__Requirement__
Copy out each line in the material below that has the word "связанные".

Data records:

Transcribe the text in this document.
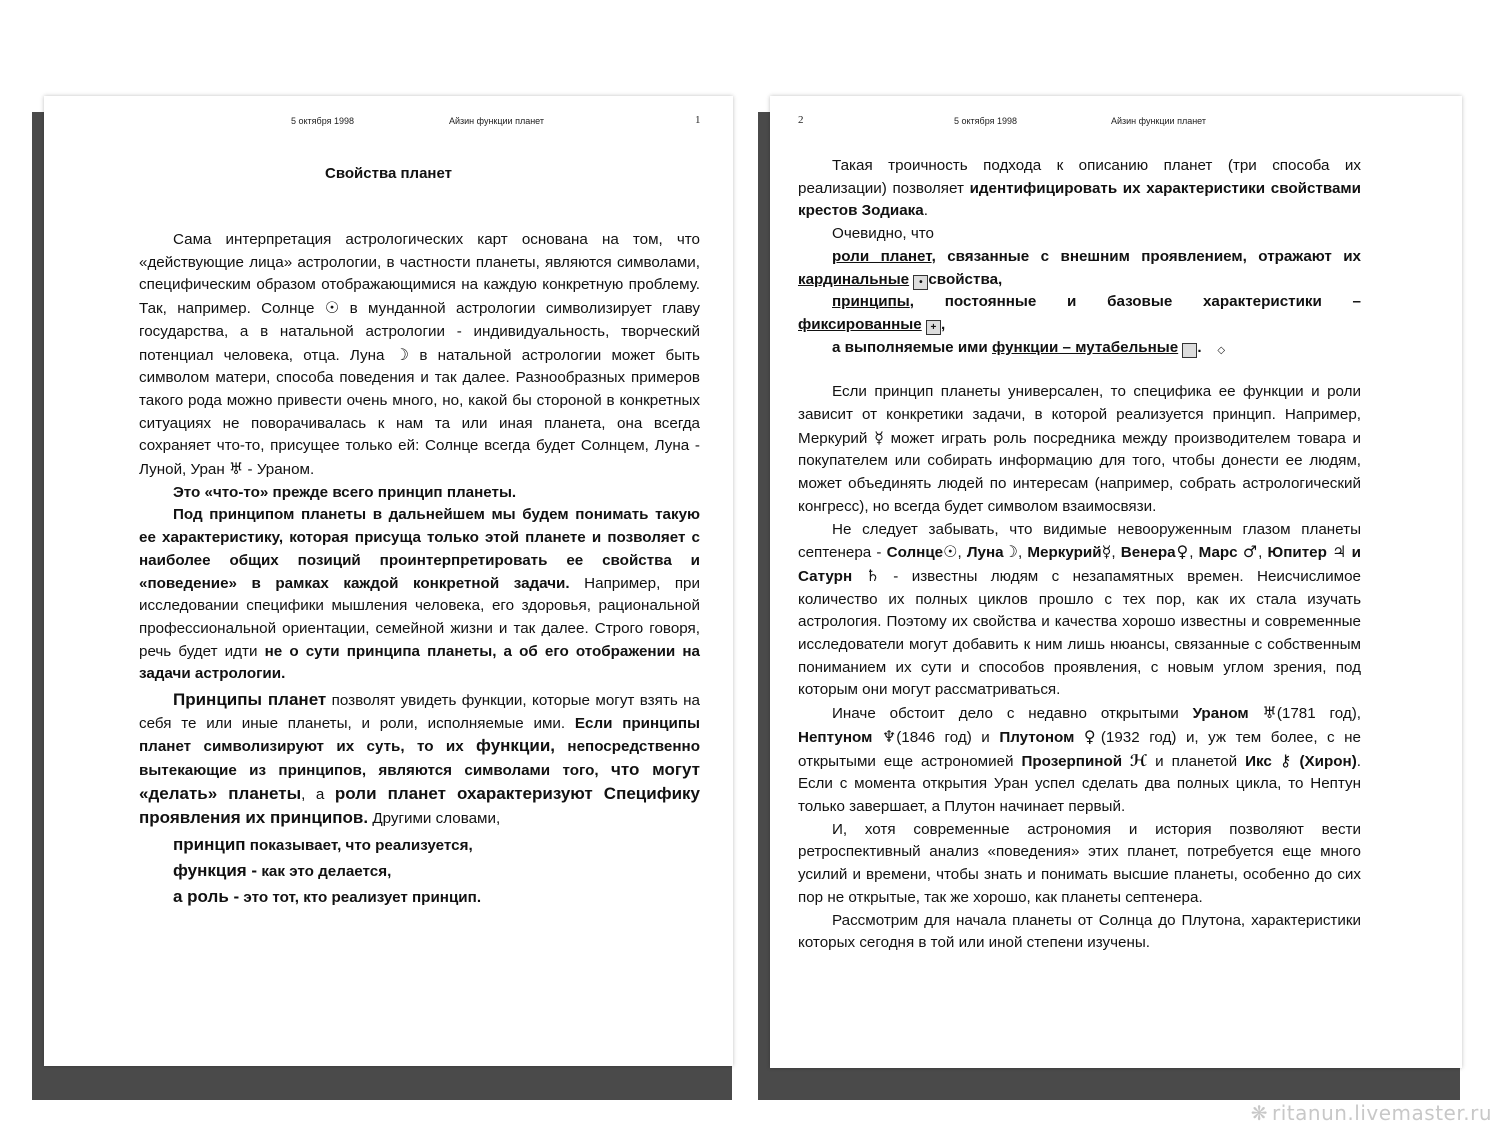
5 октября 1998	Айзин функции планет	1
Свойства планет

Сама интерпретация астрологических карт основана на том, что «действующие лица» астрологии, в частности планеты, являются символами, специфическим образом отображающимися на каждую конкретную проблему. Так, например. Солнце ☉ в мунданной астрологии символизирует главу государства, а в натальной астрологии - индивидуальность, творческий потенциал человека, отца. Луна ☽ в натальной астрологии может быть символом матери, способа поведения и так далее. Разнообразных примеров такого рода можно привести очень много, но, какой бы стороной в конкретных ситуациях не поворачивалась к нам та или иная планета, она всегда сохраняет что-то, присущее только ей: Солнце всегда будет Солнцем, Луна - Луной, Уран ♅ - Ураном.

Это «что-то» прежде всего принцип планеты.

Под принципом планеты в дальнейшем мы будем понимать такую ее характеристику, которая присуща только этой планете и позволяет с наиболее общих позиций проинтерпретировать ее свойства и «поведение» в рамках каждой конкретной задачи. Например, при исследовании специфики мышления человека, его здоровья, рациональной профессиональной ориентации, семейной жизни и так далее. Строго говоря, речь будет идти не о сути принципа планеты, а об его отображении на задачи астрологии.

Принципы планет позволят увидеть функции, которые могут взять на себя те или иные планеты, и роли, исполняемые ими. Если принципы планет символизируют их суть, то их функции, непосредственно вытекающие из принципов, являются символами того, что могут «делать» планеты, а роли планет охарактеризуют Специфику проявления их принципов. Другими словами,

принцип показывает, что реализуется,
функция - как это делается,
а роль - это тот, кто реализует принцип.
2	5 октября 1998	Айзин функции планет

Такая троичность подхода к описанию планет (три способа их реализации) позволяет идентифицировать их характеристики свойствами крестов Зодиака.

Очевидно, что

роли планет, связанные с внешним проявлением, отражают их
кардинальные • свойства,
принципы, постоянные и базовые характеристики –
фиксированные + ,
а выполняемые ими функции – мутабельные	◇.

Если принцип планеты универсален, то специфика ее функции и роли зависит от конкретики задачи, в которой реализуется принцип. Например, Меркурий ☿ может играть роль посредника между производителем товара и покупателем или собирать информацию для того, чтобы донести ее людям, может объединять людей по интересам (например, собрать астрологический конгресс), но всегда будет символом взаимосвязи.

Не следует забывать, что видимые невооруженным глазом планеты септенера - Солнце☉, Луна☽, Меркурий☿, Венера♀, Марс ♂, Юпитер ♃ и Сатурн ♄ - известны людям с незапамятных времен. Неисчислимое количество их полных циклов прошло с тех пор, как их стала изучать астрология. Поэтому их свойства и качества хорошо известны и современные исследователи могут добавить к ним лишь нюансы, связанные с собственным пониманием их сути и способов проявления, с новым углом зрения, под которым они могут рассматриваться.

Иначе обстоит дело с недавно открытыми Ураном ♅(1781 год), Нептуном ♆(1846 год) и Плутоном ♀(1932 год) и, уж тем более, с не открытыми еще астрономией Прозерпиной ℋ и планетой Икс ⚷ (Хирон). Если с момента открытия Уран успел сделать два полных цикла, то Нептун только завершает, а Плутон начинает первый.

И, хотя современные астрономия и история позволяют вести ретроспективный анализ «поведения» этих планет, потребуется еще много усилий и времени, чтобы знать и понимать высшие планеты, особенно до сих пор не открытые, так же хорошо, как планеты септенера.

Рассмотрим для начала планеты от Солнца до Плутона, характеристики которых сегодня в той или иной степени изучены.

❋ ritanun.livemaster.ru
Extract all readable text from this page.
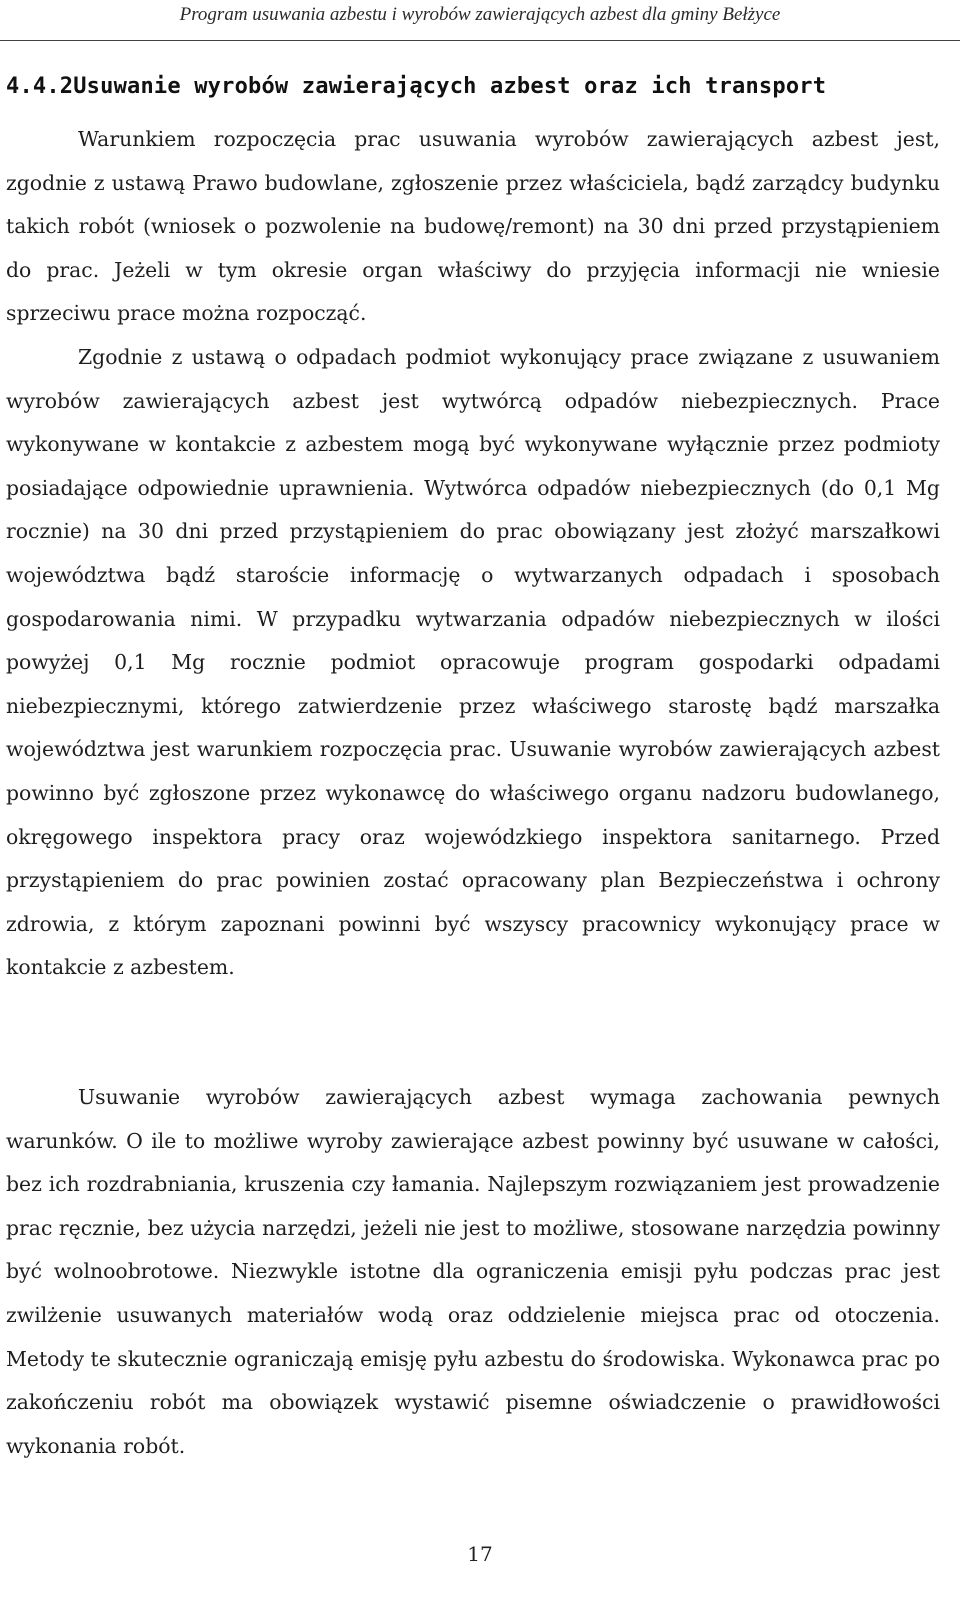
Program usuwania azbestu i wyrobów zawierających azbest dla gminy Bełżyce
4.4.2Usuwanie wyrobów zawierających azbest oraz ich transport

Warunkiem rozpoczęcia prac usuwania wyrobów zawierających azbest jest, zgodnie z ustawą Prawo budowlane, zgłoszenie przez właściciela, bądź zarządcy budynku takich robót (wniosek o pozwolenie na budowę/remont) na 30 dni przed przystąpieniem do prac. Jeżeli w tym okresie organ właściwy do przyjęcia informacji nie wniesie sprzeciwu prace można rozpocząć.

Zgodnie z ustawą o odpadach podmiot wykonujący prace związane z usuwaniem wyrobów zawierających azbest jest wytwórcą odpadów niebezpiecznych. Prace wykonywane w kontakcie z azbestem mogą być wykonywane wyłącznie przez podmioty posiadające odpowiednie uprawnienia. Wytwórca odpadów niebezpiecznych (do 0,1 Mg rocznie) na 30 dni przed przystąpieniem do prac obowiązany jest złożyć marszałkowi województwa bądź staroście informację o wytwarzanych odpadach i sposobach gospodarowania nimi. W przypadku wytwarzania odpadów niebezpiecznych w ilości powyżej 0,1 Mg rocznie podmiot opracowuje program gospodarki odpadami niebezpiecznymi, którego zatwierdzenie przez właściwego starostę bądź marszałka województwa jest warunkiem rozpoczęcia prac. Usuwanie wyrobów zawierających azbest powinno być zgłoszone przez wykonawcę do właściwego organu nadzoru budowlanego, okręgowego inspektora pracy oraz wojewódzkiego inspektora sanitarnego. Przed przystąpieniem do prac powinien zostać opracowany plan Bezpieczeństwa i ochrony zdrowia, z którym zapoznani powinni być wszyscy pracownicy wykonujący prace w kontakcie z azbestem.

Usuwanie wyrobów zawierających azbest wymaga zachowania pewnych warunków. O ile to możliwe wyroby zawierające azbest powinny być usuwane w całości, bez ich rozdrabniania, kruszenia czy łamania. Najlepszym rozwiązaniem jest prowadzenie prac ręcznie, bez użycia narzędzi, jeżeli nie jest to możliwe, stosowane narzędzia powinny być wolnoobrotowe. Niezwykle istotne dla ograniczenia emisji pyłu podczas prac jest zwilżenie usuwanych materiałów wodą oraz oddzielenie miejsca prac od otoczenia. Metody te skutecznie ograniczają emisję pyłu azbestu do środowiska. Wykonawca prac po zakończeniu robót ma obowiązek wystawić pisemne oświadczenie o prawidłowości wykonania robót.

17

__Exercise solution__
роли планет, связанные с внешним проявлением, отражают их
Не следует забывать, что видимые невооруженным глазом планеты септенера - Солнце☉, Луна☽, Меркурий☿, Венера♀, Марс ♂, Юпитер ♃ и Сатурн ♄ - известны людям с незапамятных времен. Неисчислимое количество их полных циклов прошло с тех пор, как их стала изучать астрология. Поэтому их свойства и качества хорошо известны и современные исследователи могут добавить к ним лишь нюансы, связанные с собственным пониманием их сути и способов проявления, с новым углом зрения, под которым они могут рассматриваться.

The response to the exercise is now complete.